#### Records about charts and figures
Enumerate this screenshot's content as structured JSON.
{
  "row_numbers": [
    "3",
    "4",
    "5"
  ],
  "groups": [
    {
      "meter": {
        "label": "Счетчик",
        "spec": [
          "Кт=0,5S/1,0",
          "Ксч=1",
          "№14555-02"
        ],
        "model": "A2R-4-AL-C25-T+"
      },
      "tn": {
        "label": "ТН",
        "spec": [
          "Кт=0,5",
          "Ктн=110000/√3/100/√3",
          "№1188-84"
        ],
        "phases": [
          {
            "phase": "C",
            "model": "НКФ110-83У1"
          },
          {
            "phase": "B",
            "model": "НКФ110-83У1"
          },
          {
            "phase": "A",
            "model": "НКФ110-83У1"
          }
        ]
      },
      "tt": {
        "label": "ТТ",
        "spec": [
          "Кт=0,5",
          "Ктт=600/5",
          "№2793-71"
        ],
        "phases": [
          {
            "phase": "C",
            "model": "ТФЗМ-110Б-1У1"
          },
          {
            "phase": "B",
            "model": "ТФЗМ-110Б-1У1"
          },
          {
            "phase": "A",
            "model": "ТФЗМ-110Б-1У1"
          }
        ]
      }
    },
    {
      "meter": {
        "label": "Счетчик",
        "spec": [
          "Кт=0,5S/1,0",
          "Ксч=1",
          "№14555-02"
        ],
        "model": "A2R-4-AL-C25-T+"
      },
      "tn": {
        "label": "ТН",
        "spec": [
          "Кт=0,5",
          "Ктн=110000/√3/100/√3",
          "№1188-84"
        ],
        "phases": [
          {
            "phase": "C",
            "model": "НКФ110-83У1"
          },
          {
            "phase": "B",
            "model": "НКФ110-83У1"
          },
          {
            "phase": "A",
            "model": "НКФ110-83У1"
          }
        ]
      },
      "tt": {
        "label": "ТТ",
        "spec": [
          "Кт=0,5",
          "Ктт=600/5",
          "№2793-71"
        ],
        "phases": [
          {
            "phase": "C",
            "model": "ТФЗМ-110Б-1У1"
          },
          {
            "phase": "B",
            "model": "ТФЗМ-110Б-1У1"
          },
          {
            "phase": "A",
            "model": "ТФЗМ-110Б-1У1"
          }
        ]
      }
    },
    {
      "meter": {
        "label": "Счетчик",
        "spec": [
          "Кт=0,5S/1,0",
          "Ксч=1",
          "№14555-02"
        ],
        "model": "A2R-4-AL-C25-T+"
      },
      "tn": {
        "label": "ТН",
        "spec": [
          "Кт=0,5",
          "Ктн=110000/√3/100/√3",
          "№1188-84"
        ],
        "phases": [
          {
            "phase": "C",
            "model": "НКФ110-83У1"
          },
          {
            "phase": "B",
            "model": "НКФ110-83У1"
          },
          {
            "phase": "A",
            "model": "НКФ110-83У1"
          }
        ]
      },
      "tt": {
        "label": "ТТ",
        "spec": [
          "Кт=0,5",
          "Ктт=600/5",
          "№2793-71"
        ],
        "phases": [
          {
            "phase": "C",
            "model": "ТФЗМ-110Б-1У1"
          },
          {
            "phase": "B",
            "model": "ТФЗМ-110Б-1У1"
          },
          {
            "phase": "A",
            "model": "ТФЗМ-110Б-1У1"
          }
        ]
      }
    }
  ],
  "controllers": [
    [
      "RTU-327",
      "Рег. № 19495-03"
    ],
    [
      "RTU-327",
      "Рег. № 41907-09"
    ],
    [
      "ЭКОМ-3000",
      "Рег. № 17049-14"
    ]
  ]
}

#### THE TASK
Using the data above, repeat every line exactly.

#### RESULT
Enumerate this screenshot's content as structured JSON.
{
  "row_numbers": [
    "3",
    "4",
    "5"
  ],
  "groups": [
    {
      "meter": {
        "label": "Счетчик",
        "spec": [
          "Кт=0,5S/1,0",
          "Ксч=1",
          "№14555-02"
        ],
        "model": "A2R-4-AL-C25-T+"
      },
      "tn": {
        "label": "ТН",
        "spec": [
          "Кт=0,5",
          "Ктн=110000/√3/100/√3",
          "№1188-84"
        ],
        "phases": [
          {
            "phase": "C",
            "model": "НКФ110-83У1"
          },
          {
            "phase": "B",
            "model": "НКФ110-83У1"
          },
          {
            "phase": "A",
            "model": "НКФ110-83У1"
          }
        ]
      },
      "tt": {
        "label": "ТТ",
        "spec": [
          "Кт=0,5",
          "Ктт=600/5",
          "№2793-71"
        ],
        "phases": [
          {
            "phase": "C",
            "model": "ТФЗМ-110Б-1У1"
          },
          {
            "phase": "B",
            "model": "ТФЗМ-110Б-1У1"
          },
          {
            "phase": "A",
            "model": "ТФЗМ-110Б-1У1"
          }
        ]
      }
    },
    {
      "meter": {
        "label": "Счетчик",
        "spec": [
          "Кт=0,5S/1,0",
          "Ксч=1",
          "№14555-02"
        ],
        "model": "A2R-4-AL-C25-T+"
      },
      "tn": {
        "label": "ТН",
        "spec": [
          "Кт=0,5",
          "Ктн=110000/√3/100/√3",
          "№1188-84"
        ],
        "phases": [
          {
            "phase": "C",
            "model": "НКФ110-83У1"
          },
          {
            "phase": "B",
            "model": "НКФ110-83У1"
          },
          {
            "phase": "A",
            "model": "НКФ110-83У1"
          }
        ]
      },
      "tt": {
        "label": "ТТ",
        "spec": [
          "Кт=0,5",
          "Ктт=600/5",
          "№2793-71"
        ],
        "phases": [
          {
            "phase": "C",
            "model": "ТФЗМ-110Б-1У1"
          },
          {
            "phase": "B",
            "model": "ТФЗМ-110Б-1У1"
          },
          {
            "phase": "A",
            "model": "ТФЗМ-110Б-1У1"
          }
        ]
      }
    },
    {
      "meter": {
        "label": "Счетчик",
        "spec": [
          "Кт=0,5S/1,0",
          "Ксч=1",
          "№14555-02"
        ],
        "model": "A2R-4-AL-C25-T+"
      },
      "tn": {
        "label": "ТН",
        "spec": [
          "Кт=0,5",
          "Ктн=110000/√3/100/√3",
          "№1188-84"
        ],
        "phases": [
          {
            "phase": "C",
            "model": "НКФ110-83У1"
          },
          {
            "phase": "B",
            "model": "НКФ110-83У1"
          },
          {
            "phase": "A",
            "model": "НКФ110-83У1"
          }
        ]
      },
      "tt": {
        "label": "ТТ",
        "spec": [
          "Кт=0,5",
          "Ктт=600/5",
          "№2793-71"
        ],
        "phases": [
          {
            "phase": "C",
            "model": "ТФЗМ-110Б-1У1"
          },
          {
            "phase": "B",
            "model": "ТФЗМ-110Б-1У1"
          },
          {
            "phase": "A",
            "model": "ТФЗМ-110Б-1У1"
          }
        ]
      }
    }
  ],
  "controllers": [
    [
      "RTU-327",
      "Рег. № 19495-03"
    ],
    [
      "RTU-327",
      "Рег. № 41907-09"
    ],
    [
      "ЭКОМ-3000",
      "Рег. № 17049-14"
    ]
  ]
}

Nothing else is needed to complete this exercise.